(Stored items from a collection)
============
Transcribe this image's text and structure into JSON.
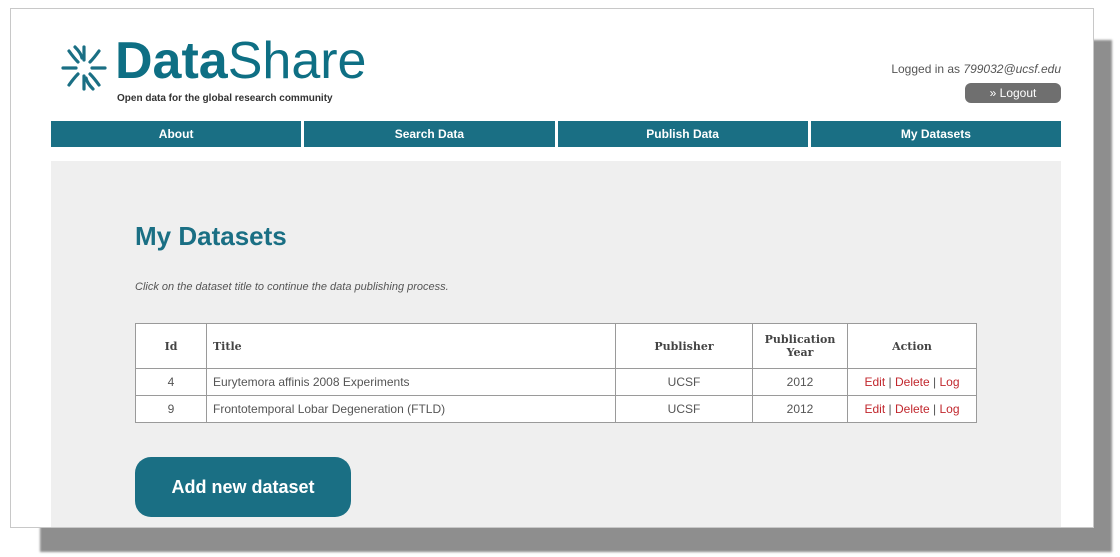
{
  "brand": {
    "name_bold": "Data",
    "name_thin": "Share",
    "tagline": "Open data for the global research community"
  },
  "user": {
    "logged_in_prefix": "Logged in as",
    "email": "799032@ucsf.edu",
    "logout_label": "» Logout"
  },
  "nav": {
    "items": [
      {
        "label": "About"
      },
      {
        "label": "Search Data"
      },
      {
        "label": "Publish Data"
      },
      {
        "label": "My Datasets"
      }
    ]
  },
  "page": {
    "title": "My Datasets",
    "instructions": "Click on the dataset title to continue the data publishing process."
  },
  "table": {
    "headers": {
      "id": "Id",
      "title": "Title",
      "publisher": "Publisher",
      "year": "Publication Year",
      "action": "Action"
    },
    "rows": [
      {
        "id": "4",
        "title": "Eurytemora affinis 2008 Experiments",
        "publisher": "UCSF",
        "year": "2012",
        "edit": "Edit",
        "delete": "Delete",
        "log": "Log"
      },
      {
        "id": "9",
        "title": "Frontotemporal Lobar Degeneration (FTLD)",
        "publisher": "UCSF",
        "year": "2012",
        "edit": "Edit",
        "delete": "Delete",
        "log": "Log"
      }
    ]
  },
  "actions": {
    "add_label": "Add new dataset"
  },
  "colors": {
    "brand_teal": "#1a6f84",
    "action_red": "#c1272d",
    "content_bg": "#efefef"
  },
  "icons": {
    "logo": "asterisk-burst-icon"
  }
}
============
# [EXERCISE INSTRUCTIONS]
Give back every line exactly as it stands, pictures excluded.

# [COMPLETED EXERCISE]
Transcribe this image's text and structure into JSON.
{
  "brand": {
    "name_bold": "Data",
    "name_thin": "Share",
    "tagline": "Open data for the global research community"
  },
  "user": {
    "logged_in_prefix": "Logged in as",
    "email": "799032@ucsf.edu",
    "logout_label": "» Logout"
  },
  "nav": {
    "items": [
      {
        "label": "About"
      },
      {
        "label": "Search Data"
      },
      {
        "label": "Publish Data"
      },
      {
        "label": "My Datasets"
      }
    ]
  },
  "page": {
    "title": "My Datasets",
    "instructions": "Click on the dataset title to continue the data publishing process."
  },
  "table": {
    "headers": {
      "id": "Id",
      "title": "Title",
      "publisher": "Publisher",
      "year": "Publication Year",
      "action": "Action"
    },
    "rows": [
      {
        "id": "4",
        "title": "Eurytemora affinis 2008 Experiments",
        "publisher": "UCSF",
        "year": "2012",
        "edit": "Edit",
        "delete": "Delete",
        "log": "Log"
      },
      {
        "id": "9",
        "title": "Frontotemporal Lobar Degeneration (FTLD)",
        "publisher": "UCSF",
        "year": "2012",
        "edit": "Edit",
        "delete": "Delete",
        "log": "Log"
      }
    ]
  },
  "actions": {
    "add_label": "Add new dataset"
  },
  "colors": {
    "brand_teal": "#1a6f84",
    "action_red": "#c1272d",
    "content_bg": "#efefef"
  },
  "icons": {
    "logo": "asterisk-burst-icon"
  }
}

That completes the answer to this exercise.